■ **Records shown**
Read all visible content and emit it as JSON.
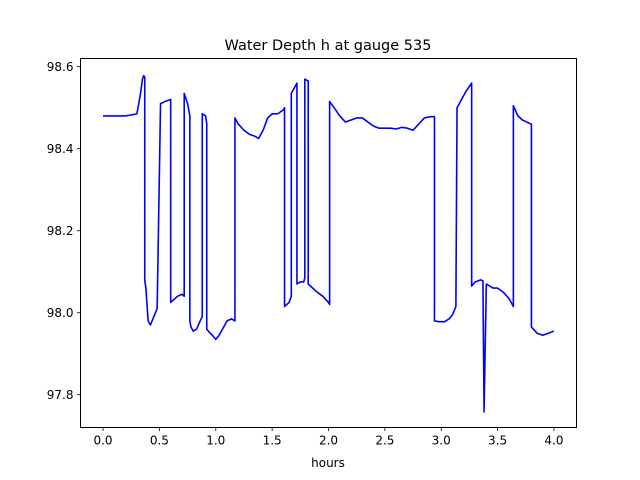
{
  "chart_data": {
    "type": "line",
    "title": "Water Depth h at gauge 535",
    "xlabel": "hours",
    "ylabel": "",
    "xlim": [
      -0.2,
      4.2
    ],
    "ylim": [
      97.72,
      98.62
    ],
    "xticks": [
      0.0,
      0.5,
      1.0,
      1.5,
      2.0,
      2.5,
      3.0,
      3.5,
      4.0
    ],
    "xtick_labels": [
      "0.0",
      "0.5",
      "1.0",
      "1.5",
      "2.0",
      "2.5",
      "3.0",
      "3.5",
      "4.0"
    ],
    "yticks": [
      97.8,
      98.0,
      98.2,
      98.4,
      98.6
    ],
    "ytick_labels": [
      "97.8",
      "98.0",
      "98.2",
      "98.4",
      "98.6"
    ],
    "grid": false,
    "series": [
      {
        "color": "#0000ff",
        "x": [
          0.0,
          0.1,
          0.2,
          0.3,
          0.33,
          0.35,
          0.36,
          0.37,
          0.37,
          0.38,
          0.39,
          0.4,
          0.42,
          0.45,
          0.48,
          0.51,
          0.51,
          0.55,
          0.6,
          0.6,
          0.62,
          0.66,
          0.7,
          0.72,
          0.72,
          0.75,
          0.77,
          0.77,
          0.78,
          0.8,
          0.83,
          0.87,
          0.88,
          0.88,
          0.91,
          0.92,
          0.92,
          0.95,
          0.97,
          1.0,
          1.03,
          1.06,
          1.1,
          1.14,
          1.17,
          1.17,
          1.2,
          1.25,
          1.3,
          1.35,
          1.38,
          1.42,
          1.46,
          1.5,
          1.55,
          1.6,
          1.61,
          1.61,
          1.65,
          1.67,
          1.67,
          1.7,
          1.72,
          1.72,
          1.75,
          1.78,
          1.79,
          1.79,
          1.82,
          1.82,
          1.86,
          1.9,
          1.95,
          2.0,
          2.01,
          2.01,
          2.05,
          2.1,
          2.15,
          2.2,
          2.25,
          2.3,
          2.35,
          2.4,
          2.45,
          2.5,
          2.55,
          2.6,
          2.65,
          2.7,
          2.75,
          2.8,
          2.85,
          2.9,
          2.93,
          2.94,
          2.94,
          2.98,
          3.03,
          3.07,
          3.1,
          3.13,
          3.14,
          3.14,
          3.18,
          3.22,
          3.27,
          3.27,
          3.3,
          3.35,
          3.37,
          3.37,
          3.38,
          3.38,
          3.4,
          3.43,
          3.46,
          3.5,
          3.55,
          3.6,
          3.64,
          3.64,
          3.68,
          3.72,
          3.76,
          3.78,
          3.8,
          3.8,
          3.85,
          3.9,
          3.95,
          4.0
        ],
        "y": [
          98.48,
          98.48,
          98.48,
          98.485,
          98.53,
          98.57,
          98.578,
          98.575,
          98.08,
          98.06,
          98.02,
          97.98,
          97.97,
          97.99,
          98.01,
          98.51,
          98.51,
          98.515,
          98.52,
          98.025,
          98.03,
          98.04,
          98.045,
          98.04,
          98.535,
          98.51,
          98.48,
          97.98,
          97.965,
          97.955,
          97.96,
          97.985,
          97.99,
          98.485,
          98.48,
          98.46,
          97.96,
          97.95,
          97.945,
          97.935,
          97.945,
          97.96,
          97.98,
          97.985,
          97.98,
          98.475,
          98.46,
          98.445,
          98.435,
          98.43,
          98.425,
          98.445,
          98.475,
          98.485,
          98.485,
          98.495,
          98.5,
          98.015,
          98.025,
          98.04,
          98.535,
          98.55,
          98.56,
          98.07,
          98.075,
          98.075,
          98.085,
          98.57,
          98.565,
          98.07,
          98.06,
          98.05,
          98.04,
          98.025,
          98.02,
          98.515,
          98.5,
          98.48,
          98.465,
          98.47,
          98.475,
          98.475,
          98.465,
          98.455,
          98.45,
          98.45,
          98.45,
          98.448,
          98.452,
          98.45,
          98.445,
          98.46,
          98.475,
          98.478,
          98.478,
          98.478,
          97.98,
          97.978,
          97.978,
          97.985,
          97.995,
          98.015,
          98.49,
          98.5,
          98.52,
          98.54,
          98.56,
          98.065,
          98.075,
          98.08,
          98.078,
          98.07,
          97.762,
          97.758,
          98.07,
          98.065,
          98.06,
          98.06,
          98.05,
          98.035,
          98.015,
          98.505,
          98.48,
          98.47,
          98.465,
          98.462,
          98.46,
          97.965,
          97.95,
          97.945,
          97.95,
          97.955
        ]
      }
    ]
  }
}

■ **Prompt**
The pictures in the entries should be left out; output everything else exactly.

■ **Exercise solution**
Read all visible content and emit it as JSON.
{
  "chart_data": {
    "type": "line",
    "title": "Water Depth h at gauge 535",
    "xlabel": "hours",
    "ylabel": "",
    "xlim": [
      -0.2,
      4.2
    ],
    "ylim": [
      97.72,
      98.62
    ],
    "xticks": [
      0.0,
      0.5,
      1.0,
      1.5,
      2.0,
      2.5,
      3.0,
      3.5,
      4.0
    ],
    "xtick_labels": [
      "0.0",
      "0.5",
      "1.0",
      "1.5",
      "2.0",
      "2.5",
      "3.0",
      "3.5",
      "4.0"
    ],
    "yticks": [
      97.8,
      98.0,
      98.2,
      98.4,
      98.6
    ],
    "ytick_labels": [
      "97.8",
      "98.0",
      "98.2",
      "98.4",
      "98.6"
    ],
    "grid": false,
    "series": [
      {
        "color": "#0000ff",
        "x": [
          0.0,
          0.1,
          0.2,
          0.3,
          0.33,
          0.35,
          0.36,
          0.37,
          0.37,
          0.38,
          0.39,
          0.4,
          0.42,
          0.45,
          0.48,
          0.51,
          0.51,
          0.55,
          0.6,
          0.6,
          0.62,
          0.66,
          0.7,
          0.72,
          0.72,
          0.75,
          0.77,
          0.77,
          0.78,
          0.8,
          0.83,
          0.87,
          0.88,
          0.88,
          0.91,
          0.92,
          0.92,
          0.95,
          0.97,
          1.0,
          1.03,
          1.06,
          1.1,
          1.14,
          1.17,
          1.17,
          1.2,
          1.25,
          1.3,
          1.35,
          1.38,
          1.42,
          1.46,
          1.5,
          1.55,
          1.6,
          1.61,
          1.61,
          1.65,
          1.67,
          1.67,
          1.7,
          1.72,
          1.72,
          1.75,
          1.78,
          1.79,
          1.79,
          1.82,
          1.82,
          1.86,
          1.9,
          1.95,
          2.0,
          2.01,
          2.01,
          2.05,
          2.1,
          2.15,
          2.2,
          2.25,
          2.3,
          2.35,
          2.4,
          2.45,
          2.5,
          2.55,
          2.6,
          2.65,
          2.7,
          2.75,
          2.8,
          2.85,
          2.9,
          2.93,
          2.94,
          2.94,
          2.98,
          3.03,
          3.07,
          3.1,
          3.13,
          3.14,
          3.14,
          3.18,
          3.22,
          3.27,
          3.27,
          3.3,
          3.35,
          3.37,
          3.37,
          3.38,
          3.38,
          3.4,
          3.43,
          3.46,
          3.5,
          3.55,
          3.6,
          3.64,
          3.64,
          3.68,
          3.72,
          3.76,
          3.78,
          3.8,
          3.8,
          3.85,
          3.9,
          3.95,
          4.0
        ],
        "y": [
          98.48,
          98.48,
          98.48,
          98.485,
          98.53,
          98.57,
          98.578,
          98.575,
          98.08,
          98.06,
          98.02,
          97.98,
          97.97,
          97.99,
          98.01,
          98.51,
          98.51,
          98.515,
          98.52,
          98.025,
          98.03,
          98.04,
          98.045,
          98.04,
          98.535,
          98.51,
          98.48,
          97.98,
          97.965,
          97.955,
          97.96,
          97.985,
          97.99,
          98.485,
          98.48,
          98.46,
          97.96,
          97.95,
          97.945,
          97.935,
          97.945,
          97.96,
          97.98,
          97.985,
          97.98,
          98.475,
          98.46,
          98.445,
          98.435,
          98.43,
          98.425,
          98.445,
          98.475,
          98.485,
          98.485,
          98.495,
          98.5,
          98.015,
          98.025,
          98.04,
          98.535,
          98.55,
          98.56,
          98.07,
          98.075,
          98.075,
          98.085,
          98.57,
          98.565,
          98.07,
          98.06,
          98.05,
          98.04,
          98.025,
          98.02,
          98.515,
          98.5,
          98.48,
          98.465,
          98.47,
          98.475,
          98.475,
          98.465,
          98.455,
          98.45,
          98.45,
          98.45,
          98.448,
          98.452,
          98.45,
          98.445,
          98.46,
          98.475,
          98.478,
          98.478,
          98.478,
          97.98,
          97.978,
          97.978,
          97.985,
          97.995,
          98.015,
          98.49,
          98.5,
          98.52,
          98.54,
          98.56,
          98.065,
          98.075,
          98.08,
          98.078,
          98.07,
          97.762,
          97.758,
          98.07,
          98.065,
          98.06,
          98.06,
          98.05,
          98.035,
          98.015,
          98.505,
          98.48,
          98.47,
          98.465,
          98.462,
          98.46,
          97.965,
          97.95,
          97.945,
          97.95,
          97.955
        ]
      }
    ]
  }
}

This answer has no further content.